__DIRECTIONS FOR THIS TASK__: An exact copy of every record is needed.

====== INFORMATION GIVEN

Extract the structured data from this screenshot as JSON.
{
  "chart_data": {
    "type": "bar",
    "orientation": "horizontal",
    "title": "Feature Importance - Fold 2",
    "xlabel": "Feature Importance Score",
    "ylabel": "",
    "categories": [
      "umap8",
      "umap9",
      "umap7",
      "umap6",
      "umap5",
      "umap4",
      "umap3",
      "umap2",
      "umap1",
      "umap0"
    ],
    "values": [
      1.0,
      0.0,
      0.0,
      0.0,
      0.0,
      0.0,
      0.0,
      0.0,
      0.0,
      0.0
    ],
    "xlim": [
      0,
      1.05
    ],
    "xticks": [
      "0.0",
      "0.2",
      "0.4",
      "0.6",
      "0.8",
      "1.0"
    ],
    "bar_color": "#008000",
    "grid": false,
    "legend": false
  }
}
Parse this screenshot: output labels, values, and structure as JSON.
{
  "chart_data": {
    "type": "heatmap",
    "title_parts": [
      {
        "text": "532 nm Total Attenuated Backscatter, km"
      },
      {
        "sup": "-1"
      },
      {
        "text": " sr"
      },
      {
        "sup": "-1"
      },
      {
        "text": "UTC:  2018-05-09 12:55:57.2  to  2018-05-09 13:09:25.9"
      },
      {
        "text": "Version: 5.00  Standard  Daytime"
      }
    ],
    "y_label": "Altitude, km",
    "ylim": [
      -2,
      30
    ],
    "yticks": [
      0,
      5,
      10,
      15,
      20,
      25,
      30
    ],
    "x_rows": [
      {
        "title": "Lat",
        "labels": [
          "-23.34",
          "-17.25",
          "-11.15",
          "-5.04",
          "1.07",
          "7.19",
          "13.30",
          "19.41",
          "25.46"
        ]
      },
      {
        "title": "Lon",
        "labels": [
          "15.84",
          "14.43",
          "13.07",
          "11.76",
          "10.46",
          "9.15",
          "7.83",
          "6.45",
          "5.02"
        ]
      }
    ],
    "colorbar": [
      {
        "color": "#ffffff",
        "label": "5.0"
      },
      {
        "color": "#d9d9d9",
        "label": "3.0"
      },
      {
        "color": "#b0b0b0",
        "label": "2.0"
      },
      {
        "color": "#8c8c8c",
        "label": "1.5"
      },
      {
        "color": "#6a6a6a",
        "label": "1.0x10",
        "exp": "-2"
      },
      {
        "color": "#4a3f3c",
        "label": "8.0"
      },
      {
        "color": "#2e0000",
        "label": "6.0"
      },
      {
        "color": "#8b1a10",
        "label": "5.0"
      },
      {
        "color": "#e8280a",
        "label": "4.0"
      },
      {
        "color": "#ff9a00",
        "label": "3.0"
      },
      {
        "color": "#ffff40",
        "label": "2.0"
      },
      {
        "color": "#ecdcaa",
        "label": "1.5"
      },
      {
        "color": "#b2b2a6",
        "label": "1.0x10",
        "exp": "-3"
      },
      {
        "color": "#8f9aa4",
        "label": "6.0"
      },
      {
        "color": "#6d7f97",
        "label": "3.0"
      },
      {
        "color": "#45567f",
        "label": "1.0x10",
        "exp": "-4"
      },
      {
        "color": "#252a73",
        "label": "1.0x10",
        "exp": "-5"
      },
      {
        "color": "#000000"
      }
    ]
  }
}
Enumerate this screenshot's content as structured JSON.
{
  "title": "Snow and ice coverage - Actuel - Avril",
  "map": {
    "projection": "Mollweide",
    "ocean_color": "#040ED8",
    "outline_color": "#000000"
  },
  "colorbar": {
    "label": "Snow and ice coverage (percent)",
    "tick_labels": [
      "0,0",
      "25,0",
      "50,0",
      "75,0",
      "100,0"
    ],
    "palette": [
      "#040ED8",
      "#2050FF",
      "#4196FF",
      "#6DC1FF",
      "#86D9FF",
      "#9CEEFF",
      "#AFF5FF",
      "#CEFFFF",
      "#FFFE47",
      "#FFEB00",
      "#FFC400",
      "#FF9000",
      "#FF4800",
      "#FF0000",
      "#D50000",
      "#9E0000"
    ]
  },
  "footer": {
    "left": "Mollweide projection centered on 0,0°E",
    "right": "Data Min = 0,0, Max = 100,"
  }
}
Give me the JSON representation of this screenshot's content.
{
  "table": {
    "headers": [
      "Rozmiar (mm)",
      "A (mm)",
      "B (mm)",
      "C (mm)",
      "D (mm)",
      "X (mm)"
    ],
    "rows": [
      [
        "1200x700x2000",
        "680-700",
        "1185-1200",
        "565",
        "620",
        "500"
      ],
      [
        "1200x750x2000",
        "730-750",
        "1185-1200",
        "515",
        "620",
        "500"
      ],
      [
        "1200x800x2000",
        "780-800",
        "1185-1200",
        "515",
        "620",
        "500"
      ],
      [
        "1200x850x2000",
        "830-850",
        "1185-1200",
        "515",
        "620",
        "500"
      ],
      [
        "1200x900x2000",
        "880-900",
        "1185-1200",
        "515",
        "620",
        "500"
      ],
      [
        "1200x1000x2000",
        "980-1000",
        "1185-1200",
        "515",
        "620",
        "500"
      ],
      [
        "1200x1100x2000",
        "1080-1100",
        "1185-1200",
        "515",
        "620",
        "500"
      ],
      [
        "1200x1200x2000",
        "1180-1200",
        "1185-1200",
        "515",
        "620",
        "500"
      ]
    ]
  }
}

============

__WORKED ANSWER__:
Extract the structured data from this screenshot as JSON.
{
  "chart_data": {
    "type": "bar",
    "orientation": "horizontal",
    "title": "Feature Importance - Fold 2",
    "xlabel": "Feature Importance Score",
    "ylabel": "",
    "categories": [
      "umap8",
      "umap9",
      "umap7",
      "umap6",
      "umap5",
      "umap4",
      "umap3",
      "umap2",
      "umap1",
      "umap0"
    ],
    "values": [
      1.0,
      0.0,
      0.0,
      0.0,
      0.0,
      0.0,
      0.0,
      0.0,
      0.0,
      0.0
    ],
    "xlim": [
      0,
      1.05
    ],
    "xticks": [
      "0.0",
      "0.2",
      "0.4",
      "0.6",
      "0.8",
      "1.0"
    ],
    "bar_color": "#008000",
    "grid": false,
    "legend": false
  }
}
Parse this screenshot: output labels, values, and structure as JSON.
{
  "chart_data": {
    "type": "heatmap",
    "title_parts": [
      {
        "text": "532 nm Total Attenuated Backscatter, km"
      },
      {
        "sup": "-1"
      },
      {
        "text": " sr"
      },
      {
        "sup": "-1"
      },
      {
        "text": "UTC:  2018-05-09 12:55:57.2  to  2018-05-09 13:09:25.9"
      },
      {
        "text": "Version: 5.00  Standard  Daytime"
      }
    ],
    "y_label": "Altitude, km",
    "ylim": [
      -2,
      30
    ],
    "yticks": [
      0,
      5,
      10,
      15,
      20,
      25,
      30
    ],
    "x_rows": [
      {
        "title": "Lat",
        "labels": [
          "-23.34",
          "-17.25",
          "-11.15",
          "-5.04",
          "1.07",
          "7.19",
          "13.30",
          "19.41",
          "25.46"
        ]
      },
      {
        "title": "Lon",
        "labels": [
          "15.84",
          "14.43",
          "13.07",
          "11.76",
          "10.46",
          "9.15",
          "7.83",
          "6.45",
          "5.02"
        ]
      }
    ],
    "colorbar": [
      {
        "color": "#ffffff",
        "label": "5.0"
      },
      {
        "color": "#d9d9d9",
        "label": "3.0"
      },
      {
        "color": "#b0b0b0",
        "label": "2.0"
      },
      {
        "color": "#8c8c8c",
        "label": "1.5"
      },
      {
        "color": "#6a6a6a",
        "label": "1.0x10",
        "exp": "-2"
      },
      {
        "color": "#4a3f3c",
        "label": "8.0"
      },
      {
        "color": "#2e0000",
        "label": "6.0"
      },
      {
        "color": "#8b1a10",
        "label": "5.0"
      },
      {
        "color": "#e8280a",
        "label": "4.0"
      },
      {
        "color": "#ff9a00",
        "label": "3.0"
      },
      {
        "color": "#ffff40",
        "label": "2.0"
      },
      {
        "color": "#ecdcaa",
        "label": "1.5"
      },
      {
        "color": "#b2b2a6",
        "label": "1.0x10",
        "exp": "-3"
      },
      {
        "color": "#8f9aa4",
        "label": "6.0"
      },
      {
        "color": "#6d7f97",
        "label": "3.0"
      },
      {
        "color": "#45567f",
        "label": "1.0x10",
        "exp": "-4"
      },
      {
        "color": "#252a73",
        "label": "1.0x10",
        "exp": "-5"
      },
      {
        "color": "#000000"
      }
    ]
  }
}
Enumerate this screenshot's content as structured JSON.
{
  "title": "Snow and ice coverage - Actuel - Avril",
  "map": {
    "projection": "Mollweide",
    "ocean_color": "#040ED8",
    "outline_color": "#000000"
  },
  "colorbar": {
    "label": "Snow and ice coverage (percent)",
    "tick_labels": [
      "0,0",
      "25,0",
      "50,0",
      "75,0",
      "100,0"
    ],
    "palette": [
      "#040ED8",
      "#2050FF",
      "#4196FF",
      "#6DC1FF",
      "#86D9FF",
      "#9CEEFF",
      "#AFF5FF",
      "#CEFFFF",
      "#FFFE47",
      "#FFEB00",
      "#FFC400",
      "#FF9000",
      "#FF4800",
      "#FF0000",
      "#D50000",
      "#9E0000"
    ]
  },
  "footer": {
    "left": "Mollweide projection centered on 0,0°E",
    "right": "Data Min = 0,0, Max = 100,"
  }
}
Give me the JSON representation of this screenshot's content.
{
  "table": {
    "headers": [
      "Rozmiar (mm)",
      "A (mm)",
      "B (mm)",
      "C (mm)",
      "D (mm)",
      "X (mm)"
    ],
    "rows": [
      [
        "1200x700x2000",
        "680-700",
        "1185-1200",
        "565",
        "620",
        "500"
      ],
      [
        "1200x750x2000",
        "730-750",
        "1185-1200",
        "515",
        "620",
        "500"
      ],
      [
        "1200x800x2000",
        "780-800",
        "1185-1200",
        "515",
        "620",
        "500"
      ],
      [
        "1200x850x2000",
        "830-850",
        "1185-1200",
        "515",
        "620",
        "500"
      ],
      [
        "1200x900x2000",
        "880-900",
        "1185-1200",
        "515",
        "620",
        "500"
      ],
      [
        "1200x1000x2000",
        "980-1000",
        "1185-1200",
        "515",
        "620",
        "500"
      ],
      [
        "1200x1100x2000",
        "1080-1100",
        "1185-1200",
        "515",
        "620",
        "500"
      ],
      [
        "1200x1200x2000",
        "1180-1200",
        "1185-1200",
        "515",
        "620",
        "500"
      ]
    ]
  }
}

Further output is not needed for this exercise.